Day 033 - 10 Oct 94 - Page 46
1
2 Q. McDonald's do not sell beans and nuts, do they?
3 A. Not to my knowledge.
4
5 Q. You said on page 17, virtually the last point, I will not
6 touch on the very last point: "An accurate description of
7 the effects of meat consumption would note its links to
8 heart disease, cancer (particularly colon and prostate
9 cancer)". Can you just summarise that sentence, just
10 embellish a little bit, a summary of your position?
11 A. Well, my feeling was that if McDonald's wanted to
12 provide accurate information to children, that rather than
13 suggest to them that by consuming items from the meat
14 group with regularity, not just with an individual meal
15 but twice a day, that these items be consumed, that
16 McDonald's ought to be describing the genuine effects of
17 these foods, particularly heart disease and cancer.

## Problems to work on:
- a) Which two kinds of cancer are named in parentheses in the sentence quoted in the transcript?
- b) Rewrite the transcript's stretch from "3 A. Not to" through "of your position?", putting "sugar consumption" in place of "meat consumption".
The lines that follow have no connection to the transcript.

## Given data:
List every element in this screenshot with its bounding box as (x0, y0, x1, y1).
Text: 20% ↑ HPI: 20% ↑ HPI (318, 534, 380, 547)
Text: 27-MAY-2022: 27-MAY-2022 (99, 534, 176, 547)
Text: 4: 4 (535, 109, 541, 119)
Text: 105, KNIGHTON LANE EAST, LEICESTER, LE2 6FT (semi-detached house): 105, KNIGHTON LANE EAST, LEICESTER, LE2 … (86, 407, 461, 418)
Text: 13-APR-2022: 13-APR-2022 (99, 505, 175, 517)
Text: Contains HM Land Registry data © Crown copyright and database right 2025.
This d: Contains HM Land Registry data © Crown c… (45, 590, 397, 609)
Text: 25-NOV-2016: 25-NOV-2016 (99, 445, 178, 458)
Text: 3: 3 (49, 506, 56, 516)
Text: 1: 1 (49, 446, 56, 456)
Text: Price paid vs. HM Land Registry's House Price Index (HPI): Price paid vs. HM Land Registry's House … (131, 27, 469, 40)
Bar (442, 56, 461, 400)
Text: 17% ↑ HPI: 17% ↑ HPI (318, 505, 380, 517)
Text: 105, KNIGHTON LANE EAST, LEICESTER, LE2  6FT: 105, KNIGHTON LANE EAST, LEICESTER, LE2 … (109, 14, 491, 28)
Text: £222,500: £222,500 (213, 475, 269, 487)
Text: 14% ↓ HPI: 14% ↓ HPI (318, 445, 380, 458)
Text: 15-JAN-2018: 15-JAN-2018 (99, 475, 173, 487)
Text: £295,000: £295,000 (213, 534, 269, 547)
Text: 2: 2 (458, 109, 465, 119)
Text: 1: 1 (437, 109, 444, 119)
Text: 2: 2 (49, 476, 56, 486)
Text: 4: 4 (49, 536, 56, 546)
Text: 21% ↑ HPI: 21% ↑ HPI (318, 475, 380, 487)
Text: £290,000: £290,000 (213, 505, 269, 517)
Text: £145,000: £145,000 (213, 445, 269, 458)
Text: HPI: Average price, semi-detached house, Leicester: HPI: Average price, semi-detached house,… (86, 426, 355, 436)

## Answers by item number:
- a) Colon and prostate cancer.

- b)
3 A. Not to my knowledge.
4
5 Q. You said on page 17, virtually the last point, I will not
6 touch on the very last point: "An accurate description of
7 the effects of sugar consumption would note its links to
8 heart disease, cancer (particularly colon and prostate
9 cancer)". Can you just summarise that sentence, just
10 embellish a little bit, a summary of your position?